● Tarefa:
De acordo com o texto de origem, a que leva ignorar as diferenças e as alterações no modo como o ser humano aprende e se desenvolve ao longo da vida?

● Texto de origem:
********************
As consecutivas transformações pelas quais o ser humano passa da infância à fase adulta e as diferentes maneiras de ele se relacionar com a cultura e o conhecimento são tantas e tão complexas que tornam o tema educacional um enigma, fonte de confusão e crises. Ignorar as diferenças e as alterações do modo concreto como o ser humano aprende e se desenvolve, ao longo da vida, leva a posicionamentos dogmáticos, inflexíveis, que são incapazes de compreender a verdadeira natureza dos dilemas pedagógicos. Por desconhecimento, julga-se atingir conclusões universais sobre educação, a partir de experiências limitadas a um determinado tempo e espaço.
********************
● Registros do conjunto:

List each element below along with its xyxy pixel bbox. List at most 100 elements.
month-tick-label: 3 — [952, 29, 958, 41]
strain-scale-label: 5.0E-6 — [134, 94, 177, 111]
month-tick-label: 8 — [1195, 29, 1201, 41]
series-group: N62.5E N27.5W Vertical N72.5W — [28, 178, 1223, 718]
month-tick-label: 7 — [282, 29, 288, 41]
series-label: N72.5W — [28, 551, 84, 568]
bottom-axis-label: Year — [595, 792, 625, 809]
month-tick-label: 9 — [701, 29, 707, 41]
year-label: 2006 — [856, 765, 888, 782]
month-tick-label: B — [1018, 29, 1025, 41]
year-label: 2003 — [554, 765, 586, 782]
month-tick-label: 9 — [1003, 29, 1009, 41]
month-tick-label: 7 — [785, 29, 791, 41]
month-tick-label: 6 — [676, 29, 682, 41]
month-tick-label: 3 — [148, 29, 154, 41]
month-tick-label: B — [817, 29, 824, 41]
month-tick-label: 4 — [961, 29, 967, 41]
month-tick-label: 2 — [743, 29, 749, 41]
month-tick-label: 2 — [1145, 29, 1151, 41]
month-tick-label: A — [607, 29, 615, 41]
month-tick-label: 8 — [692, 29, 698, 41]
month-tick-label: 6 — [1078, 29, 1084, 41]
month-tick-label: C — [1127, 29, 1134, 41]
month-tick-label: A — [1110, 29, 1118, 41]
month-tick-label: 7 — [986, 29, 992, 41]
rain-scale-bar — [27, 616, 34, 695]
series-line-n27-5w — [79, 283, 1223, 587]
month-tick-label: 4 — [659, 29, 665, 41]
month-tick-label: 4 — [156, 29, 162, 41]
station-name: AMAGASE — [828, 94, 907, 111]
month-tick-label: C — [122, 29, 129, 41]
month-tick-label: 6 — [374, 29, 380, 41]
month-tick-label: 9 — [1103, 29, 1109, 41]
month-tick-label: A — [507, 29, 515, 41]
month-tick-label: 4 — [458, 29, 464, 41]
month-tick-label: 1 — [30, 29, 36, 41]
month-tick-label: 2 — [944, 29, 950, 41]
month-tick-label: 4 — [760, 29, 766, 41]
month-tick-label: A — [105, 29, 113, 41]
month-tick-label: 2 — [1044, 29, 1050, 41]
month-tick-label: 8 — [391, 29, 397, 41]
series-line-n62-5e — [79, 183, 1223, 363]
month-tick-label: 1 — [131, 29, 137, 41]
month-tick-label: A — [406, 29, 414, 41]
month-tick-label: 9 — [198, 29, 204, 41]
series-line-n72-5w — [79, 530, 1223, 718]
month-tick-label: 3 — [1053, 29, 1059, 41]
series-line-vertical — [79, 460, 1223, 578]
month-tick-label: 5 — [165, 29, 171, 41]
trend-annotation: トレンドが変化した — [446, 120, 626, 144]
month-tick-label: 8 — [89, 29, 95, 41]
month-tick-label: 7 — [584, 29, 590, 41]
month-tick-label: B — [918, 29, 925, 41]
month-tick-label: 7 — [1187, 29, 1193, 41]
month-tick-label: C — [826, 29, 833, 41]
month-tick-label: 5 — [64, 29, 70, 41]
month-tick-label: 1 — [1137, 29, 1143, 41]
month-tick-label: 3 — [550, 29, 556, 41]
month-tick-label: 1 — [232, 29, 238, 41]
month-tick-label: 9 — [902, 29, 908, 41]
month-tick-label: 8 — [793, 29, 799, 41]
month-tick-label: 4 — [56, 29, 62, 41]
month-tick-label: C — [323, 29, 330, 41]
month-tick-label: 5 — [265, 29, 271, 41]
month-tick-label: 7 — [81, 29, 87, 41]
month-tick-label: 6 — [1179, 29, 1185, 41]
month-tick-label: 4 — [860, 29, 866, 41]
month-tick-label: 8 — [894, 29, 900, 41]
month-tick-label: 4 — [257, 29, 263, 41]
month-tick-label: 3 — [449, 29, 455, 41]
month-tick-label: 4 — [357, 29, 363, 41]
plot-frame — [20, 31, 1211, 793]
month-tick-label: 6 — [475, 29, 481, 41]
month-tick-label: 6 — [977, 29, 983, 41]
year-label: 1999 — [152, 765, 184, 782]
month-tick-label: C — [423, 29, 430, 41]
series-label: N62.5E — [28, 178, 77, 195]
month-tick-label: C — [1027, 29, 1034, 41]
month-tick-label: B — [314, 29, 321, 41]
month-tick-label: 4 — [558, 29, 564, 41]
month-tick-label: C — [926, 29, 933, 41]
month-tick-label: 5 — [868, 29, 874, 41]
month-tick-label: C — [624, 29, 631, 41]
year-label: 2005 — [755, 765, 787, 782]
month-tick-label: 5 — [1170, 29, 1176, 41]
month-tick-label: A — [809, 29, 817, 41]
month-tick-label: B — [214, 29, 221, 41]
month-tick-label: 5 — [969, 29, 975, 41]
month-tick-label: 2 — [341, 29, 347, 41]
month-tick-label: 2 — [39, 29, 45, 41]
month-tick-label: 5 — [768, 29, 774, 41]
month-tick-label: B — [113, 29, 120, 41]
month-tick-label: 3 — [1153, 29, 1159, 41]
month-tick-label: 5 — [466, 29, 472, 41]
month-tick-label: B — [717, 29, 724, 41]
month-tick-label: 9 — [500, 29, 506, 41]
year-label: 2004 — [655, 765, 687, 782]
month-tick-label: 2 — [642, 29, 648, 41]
********************
● Solução:
Leva a posicionamentos dogmáticos e inflexíveis, incapazes de compreender a verdadeira natureza dos dilemas pedagógicos.